• Data for this task:
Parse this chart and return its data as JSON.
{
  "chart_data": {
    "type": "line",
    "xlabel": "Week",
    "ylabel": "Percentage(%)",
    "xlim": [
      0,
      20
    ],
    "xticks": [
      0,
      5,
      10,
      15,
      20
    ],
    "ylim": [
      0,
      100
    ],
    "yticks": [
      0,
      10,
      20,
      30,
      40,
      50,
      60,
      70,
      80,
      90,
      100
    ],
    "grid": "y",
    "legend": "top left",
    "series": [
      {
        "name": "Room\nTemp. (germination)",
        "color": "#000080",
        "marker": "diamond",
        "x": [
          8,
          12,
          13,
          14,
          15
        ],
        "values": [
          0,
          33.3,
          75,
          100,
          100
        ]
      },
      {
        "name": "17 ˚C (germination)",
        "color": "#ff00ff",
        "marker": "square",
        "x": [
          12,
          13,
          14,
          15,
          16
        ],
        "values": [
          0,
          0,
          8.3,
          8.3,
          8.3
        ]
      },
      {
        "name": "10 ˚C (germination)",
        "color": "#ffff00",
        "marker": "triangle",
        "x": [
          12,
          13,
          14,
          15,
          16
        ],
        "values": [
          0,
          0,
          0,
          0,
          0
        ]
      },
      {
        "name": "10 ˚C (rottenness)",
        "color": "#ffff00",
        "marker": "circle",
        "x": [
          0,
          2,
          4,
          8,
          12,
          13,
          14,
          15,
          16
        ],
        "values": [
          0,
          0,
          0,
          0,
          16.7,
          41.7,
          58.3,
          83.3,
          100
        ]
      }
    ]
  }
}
==
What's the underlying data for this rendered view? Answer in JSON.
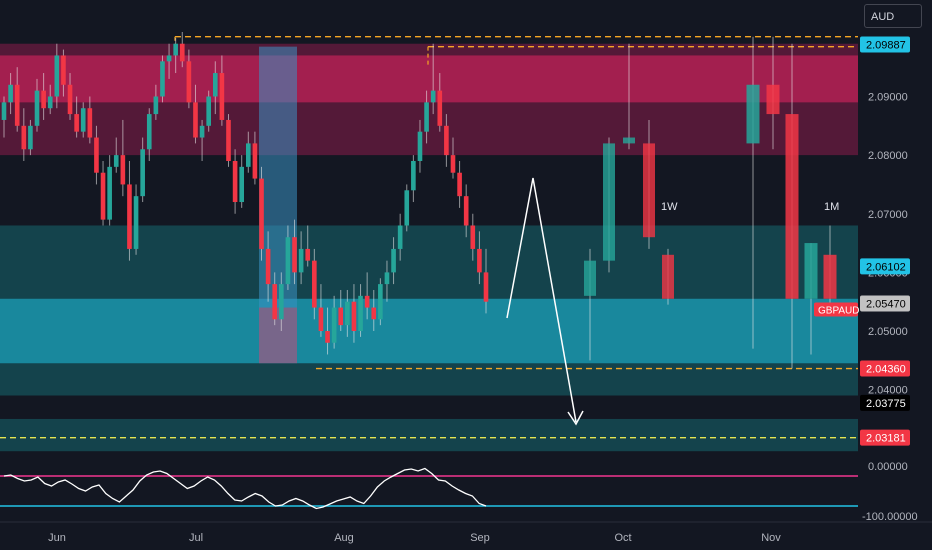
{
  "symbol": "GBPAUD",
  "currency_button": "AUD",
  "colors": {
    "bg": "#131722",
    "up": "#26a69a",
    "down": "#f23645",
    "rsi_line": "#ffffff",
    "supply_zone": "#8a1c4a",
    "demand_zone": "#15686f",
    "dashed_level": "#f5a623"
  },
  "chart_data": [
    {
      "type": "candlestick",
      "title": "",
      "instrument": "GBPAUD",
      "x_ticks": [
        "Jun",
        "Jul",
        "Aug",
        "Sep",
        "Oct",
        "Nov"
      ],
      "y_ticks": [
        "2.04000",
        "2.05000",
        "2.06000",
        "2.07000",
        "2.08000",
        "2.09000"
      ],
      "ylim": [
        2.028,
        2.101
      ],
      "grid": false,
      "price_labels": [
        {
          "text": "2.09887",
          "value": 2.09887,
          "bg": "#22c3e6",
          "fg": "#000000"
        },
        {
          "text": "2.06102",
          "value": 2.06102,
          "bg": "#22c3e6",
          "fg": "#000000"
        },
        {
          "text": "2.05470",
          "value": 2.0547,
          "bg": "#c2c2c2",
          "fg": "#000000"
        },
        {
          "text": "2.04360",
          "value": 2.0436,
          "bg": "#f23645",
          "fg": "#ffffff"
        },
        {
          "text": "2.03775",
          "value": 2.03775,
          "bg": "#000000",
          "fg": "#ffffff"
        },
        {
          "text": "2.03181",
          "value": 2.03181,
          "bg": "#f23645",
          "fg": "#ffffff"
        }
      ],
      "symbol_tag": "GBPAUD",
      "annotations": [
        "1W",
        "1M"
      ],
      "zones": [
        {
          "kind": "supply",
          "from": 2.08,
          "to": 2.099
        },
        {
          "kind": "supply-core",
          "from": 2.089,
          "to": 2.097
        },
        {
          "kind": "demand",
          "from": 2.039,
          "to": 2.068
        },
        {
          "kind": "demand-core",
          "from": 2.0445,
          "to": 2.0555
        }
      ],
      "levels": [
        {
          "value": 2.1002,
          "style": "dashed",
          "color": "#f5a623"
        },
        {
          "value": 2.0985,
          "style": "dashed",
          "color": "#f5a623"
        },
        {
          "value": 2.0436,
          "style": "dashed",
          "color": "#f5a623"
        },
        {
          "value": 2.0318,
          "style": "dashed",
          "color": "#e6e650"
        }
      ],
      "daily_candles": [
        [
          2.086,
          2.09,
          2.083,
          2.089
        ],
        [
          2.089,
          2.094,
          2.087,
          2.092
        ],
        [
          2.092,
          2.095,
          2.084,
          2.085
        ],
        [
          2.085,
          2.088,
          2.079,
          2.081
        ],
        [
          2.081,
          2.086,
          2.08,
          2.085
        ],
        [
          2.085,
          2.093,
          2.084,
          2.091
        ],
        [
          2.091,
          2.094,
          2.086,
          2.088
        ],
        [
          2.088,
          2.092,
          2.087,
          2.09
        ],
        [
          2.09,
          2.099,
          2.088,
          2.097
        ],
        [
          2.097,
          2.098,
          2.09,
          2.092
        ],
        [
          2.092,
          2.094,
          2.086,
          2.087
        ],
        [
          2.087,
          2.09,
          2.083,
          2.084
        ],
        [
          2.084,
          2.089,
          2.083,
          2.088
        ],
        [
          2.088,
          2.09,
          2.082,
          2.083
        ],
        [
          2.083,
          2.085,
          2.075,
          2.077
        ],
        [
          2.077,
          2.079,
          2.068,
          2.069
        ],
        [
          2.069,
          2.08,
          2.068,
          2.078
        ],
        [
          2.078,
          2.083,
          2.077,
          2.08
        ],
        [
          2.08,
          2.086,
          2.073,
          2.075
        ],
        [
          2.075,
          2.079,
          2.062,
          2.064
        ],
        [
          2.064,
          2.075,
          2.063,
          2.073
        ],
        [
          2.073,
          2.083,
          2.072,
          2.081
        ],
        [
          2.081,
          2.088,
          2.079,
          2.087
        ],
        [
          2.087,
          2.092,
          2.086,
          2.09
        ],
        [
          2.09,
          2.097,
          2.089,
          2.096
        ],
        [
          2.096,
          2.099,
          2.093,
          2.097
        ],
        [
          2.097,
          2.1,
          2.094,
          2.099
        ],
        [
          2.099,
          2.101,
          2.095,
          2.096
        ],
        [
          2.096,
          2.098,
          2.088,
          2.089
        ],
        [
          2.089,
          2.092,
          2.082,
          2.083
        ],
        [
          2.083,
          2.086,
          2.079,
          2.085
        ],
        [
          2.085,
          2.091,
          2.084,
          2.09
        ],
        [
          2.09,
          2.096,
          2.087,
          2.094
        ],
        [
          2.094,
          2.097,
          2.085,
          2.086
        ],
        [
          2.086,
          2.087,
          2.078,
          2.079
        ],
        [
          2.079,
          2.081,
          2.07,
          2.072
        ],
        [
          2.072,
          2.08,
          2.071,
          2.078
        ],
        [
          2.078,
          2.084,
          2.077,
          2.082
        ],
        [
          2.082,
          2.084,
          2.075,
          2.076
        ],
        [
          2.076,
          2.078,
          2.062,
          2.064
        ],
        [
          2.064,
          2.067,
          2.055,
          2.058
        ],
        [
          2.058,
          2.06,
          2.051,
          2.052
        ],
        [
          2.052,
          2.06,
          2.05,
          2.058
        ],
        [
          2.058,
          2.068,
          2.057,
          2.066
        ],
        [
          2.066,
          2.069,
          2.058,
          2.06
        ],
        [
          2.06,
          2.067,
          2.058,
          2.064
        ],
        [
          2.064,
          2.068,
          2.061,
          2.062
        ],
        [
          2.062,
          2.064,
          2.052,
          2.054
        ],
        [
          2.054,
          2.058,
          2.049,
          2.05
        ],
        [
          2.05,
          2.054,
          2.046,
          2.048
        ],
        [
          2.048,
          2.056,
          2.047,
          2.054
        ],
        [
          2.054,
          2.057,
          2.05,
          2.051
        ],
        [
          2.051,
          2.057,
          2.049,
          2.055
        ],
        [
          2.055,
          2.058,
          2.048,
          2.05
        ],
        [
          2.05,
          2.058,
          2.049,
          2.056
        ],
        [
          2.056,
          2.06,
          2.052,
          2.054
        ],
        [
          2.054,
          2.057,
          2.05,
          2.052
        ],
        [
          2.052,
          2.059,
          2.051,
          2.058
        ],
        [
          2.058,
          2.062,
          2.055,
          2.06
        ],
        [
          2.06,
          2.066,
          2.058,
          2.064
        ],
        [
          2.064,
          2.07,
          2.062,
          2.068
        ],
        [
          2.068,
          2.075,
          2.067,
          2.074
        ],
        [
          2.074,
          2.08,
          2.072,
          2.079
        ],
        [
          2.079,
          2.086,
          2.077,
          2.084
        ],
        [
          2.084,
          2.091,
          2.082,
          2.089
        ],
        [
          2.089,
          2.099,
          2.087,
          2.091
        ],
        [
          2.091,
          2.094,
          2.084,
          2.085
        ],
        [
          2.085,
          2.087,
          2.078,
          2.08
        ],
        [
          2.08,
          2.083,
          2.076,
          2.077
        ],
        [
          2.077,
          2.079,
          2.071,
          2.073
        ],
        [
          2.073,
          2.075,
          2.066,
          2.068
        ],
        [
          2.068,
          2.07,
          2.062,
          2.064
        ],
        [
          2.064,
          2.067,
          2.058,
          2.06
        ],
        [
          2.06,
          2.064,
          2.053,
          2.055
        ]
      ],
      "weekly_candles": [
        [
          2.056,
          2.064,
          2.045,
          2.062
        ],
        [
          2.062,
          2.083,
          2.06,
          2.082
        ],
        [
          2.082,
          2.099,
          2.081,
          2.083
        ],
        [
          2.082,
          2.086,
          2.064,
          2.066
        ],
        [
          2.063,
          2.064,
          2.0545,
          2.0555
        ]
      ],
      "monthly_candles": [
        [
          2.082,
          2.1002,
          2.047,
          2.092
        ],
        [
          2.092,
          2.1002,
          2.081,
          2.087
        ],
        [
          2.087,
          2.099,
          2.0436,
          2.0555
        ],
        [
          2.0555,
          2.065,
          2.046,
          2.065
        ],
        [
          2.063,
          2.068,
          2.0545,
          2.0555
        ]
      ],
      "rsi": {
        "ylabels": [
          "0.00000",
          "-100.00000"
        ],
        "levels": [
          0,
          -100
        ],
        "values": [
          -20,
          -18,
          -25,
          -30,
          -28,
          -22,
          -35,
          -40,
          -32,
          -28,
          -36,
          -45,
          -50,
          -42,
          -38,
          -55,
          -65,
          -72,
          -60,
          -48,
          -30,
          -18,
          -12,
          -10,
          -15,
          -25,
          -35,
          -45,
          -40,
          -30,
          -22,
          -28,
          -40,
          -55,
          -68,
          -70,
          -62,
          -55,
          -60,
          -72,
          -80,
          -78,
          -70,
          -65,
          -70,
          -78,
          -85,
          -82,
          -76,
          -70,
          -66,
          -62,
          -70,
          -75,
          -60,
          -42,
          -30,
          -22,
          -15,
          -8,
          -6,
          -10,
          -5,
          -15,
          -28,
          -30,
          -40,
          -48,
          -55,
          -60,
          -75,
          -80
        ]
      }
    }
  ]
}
* * *
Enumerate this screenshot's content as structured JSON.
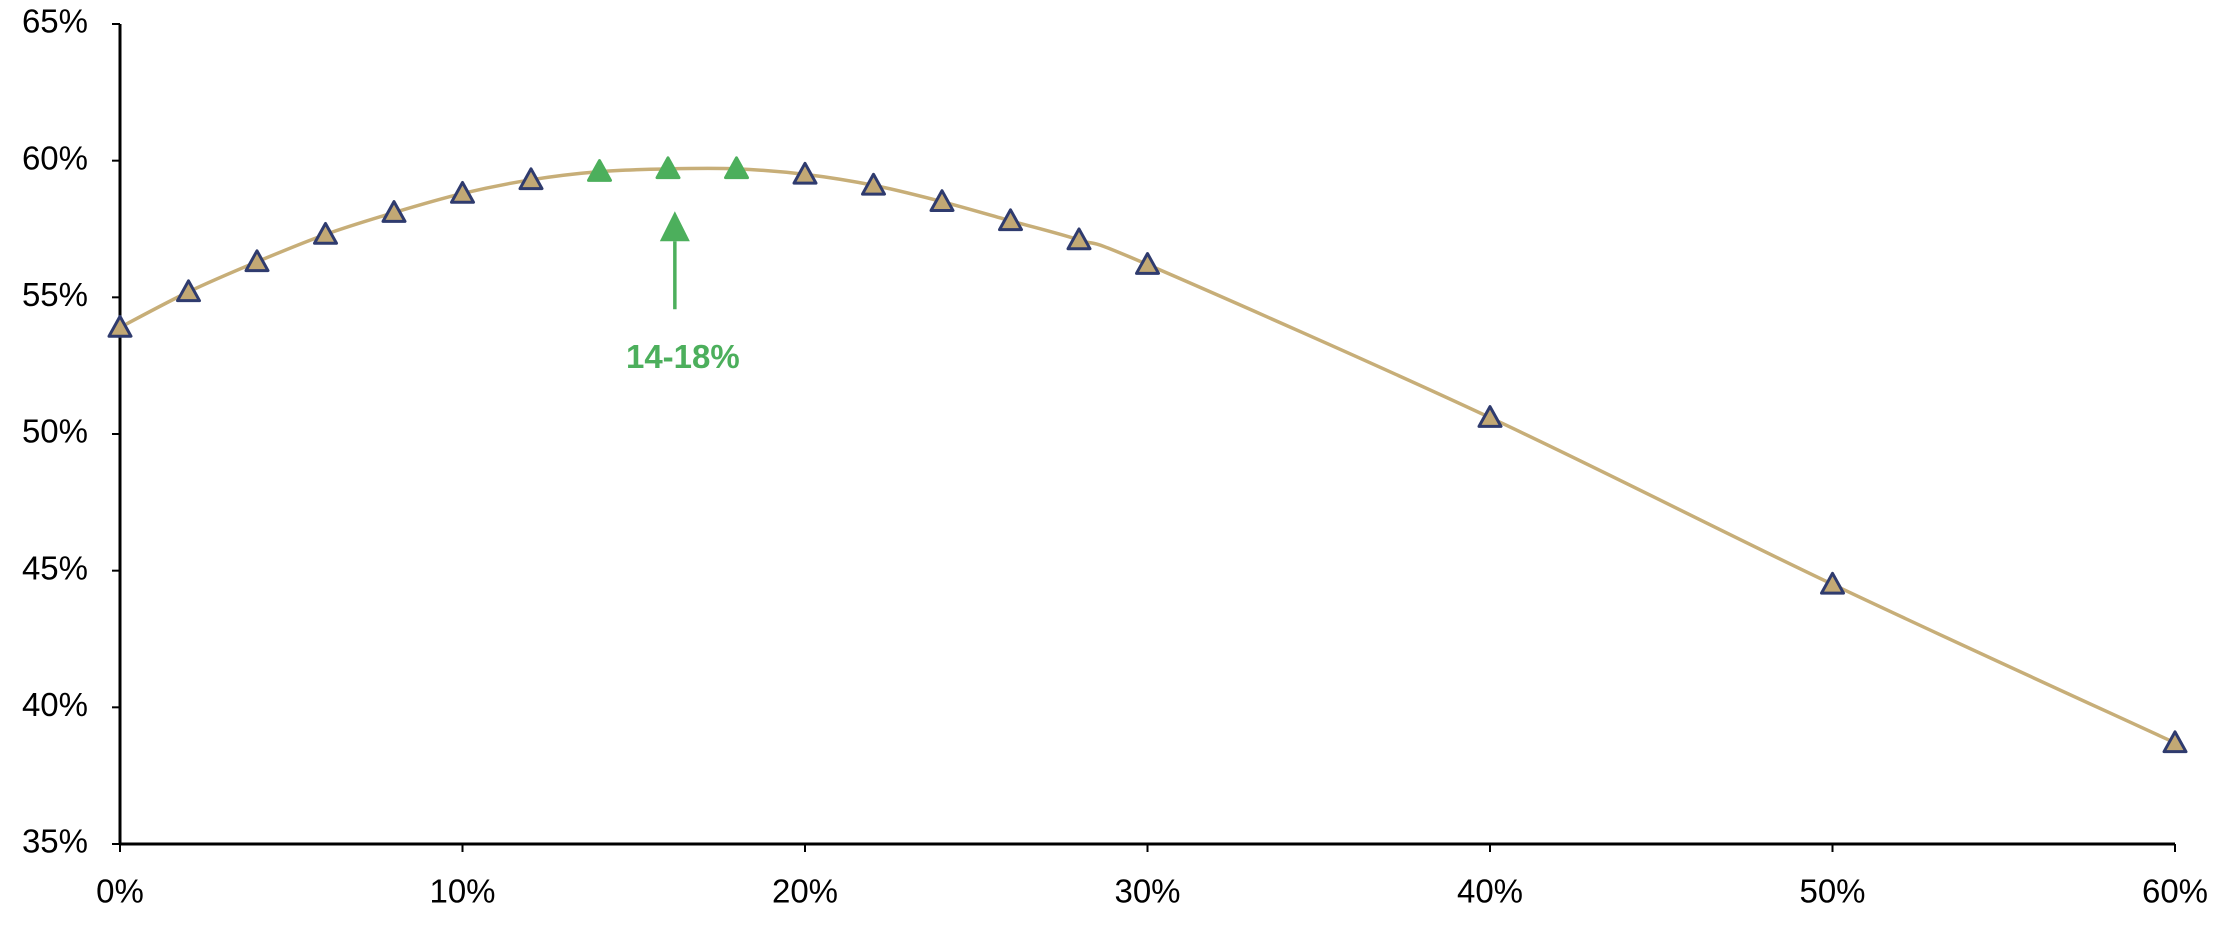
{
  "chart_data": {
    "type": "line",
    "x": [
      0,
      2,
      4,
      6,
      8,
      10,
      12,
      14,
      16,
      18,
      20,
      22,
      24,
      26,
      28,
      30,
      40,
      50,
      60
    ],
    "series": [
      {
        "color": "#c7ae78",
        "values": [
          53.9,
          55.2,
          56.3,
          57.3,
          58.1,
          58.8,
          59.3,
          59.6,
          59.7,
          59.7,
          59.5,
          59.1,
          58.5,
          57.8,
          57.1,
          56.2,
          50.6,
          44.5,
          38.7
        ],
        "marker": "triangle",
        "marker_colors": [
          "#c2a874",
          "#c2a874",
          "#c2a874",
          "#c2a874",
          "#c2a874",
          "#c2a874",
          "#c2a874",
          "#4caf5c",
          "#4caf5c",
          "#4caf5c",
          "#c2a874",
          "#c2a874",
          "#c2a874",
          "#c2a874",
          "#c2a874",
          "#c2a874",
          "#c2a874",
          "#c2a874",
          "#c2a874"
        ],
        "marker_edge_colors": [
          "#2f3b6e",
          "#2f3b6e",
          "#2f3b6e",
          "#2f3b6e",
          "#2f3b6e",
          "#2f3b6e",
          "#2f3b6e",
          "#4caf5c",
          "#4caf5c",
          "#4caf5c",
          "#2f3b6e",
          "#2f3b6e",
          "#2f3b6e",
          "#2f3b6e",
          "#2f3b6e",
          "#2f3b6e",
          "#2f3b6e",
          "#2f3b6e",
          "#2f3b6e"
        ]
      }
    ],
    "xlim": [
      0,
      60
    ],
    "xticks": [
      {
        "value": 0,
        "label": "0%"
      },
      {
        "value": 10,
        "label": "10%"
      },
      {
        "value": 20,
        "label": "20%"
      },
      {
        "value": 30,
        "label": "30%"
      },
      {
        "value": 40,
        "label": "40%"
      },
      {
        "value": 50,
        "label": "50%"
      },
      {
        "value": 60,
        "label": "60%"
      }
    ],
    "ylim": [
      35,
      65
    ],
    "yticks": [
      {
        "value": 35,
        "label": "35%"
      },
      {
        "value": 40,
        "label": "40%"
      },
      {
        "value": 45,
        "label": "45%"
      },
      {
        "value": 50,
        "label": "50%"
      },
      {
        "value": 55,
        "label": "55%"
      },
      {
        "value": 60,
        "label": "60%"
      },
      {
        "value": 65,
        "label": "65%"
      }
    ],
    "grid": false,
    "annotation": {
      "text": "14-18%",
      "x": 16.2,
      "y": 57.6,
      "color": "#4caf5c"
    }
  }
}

• Work instructions: Single out each line of the records above with the string "name" in it, and copy it.

• Exercise output:
        "name": "Room\nTemp. (germination)",
        "name": "17 ˚C (germination)",
        "name": "10 ˚C (germination)",
        "name": "10 ˚C (rottenness)",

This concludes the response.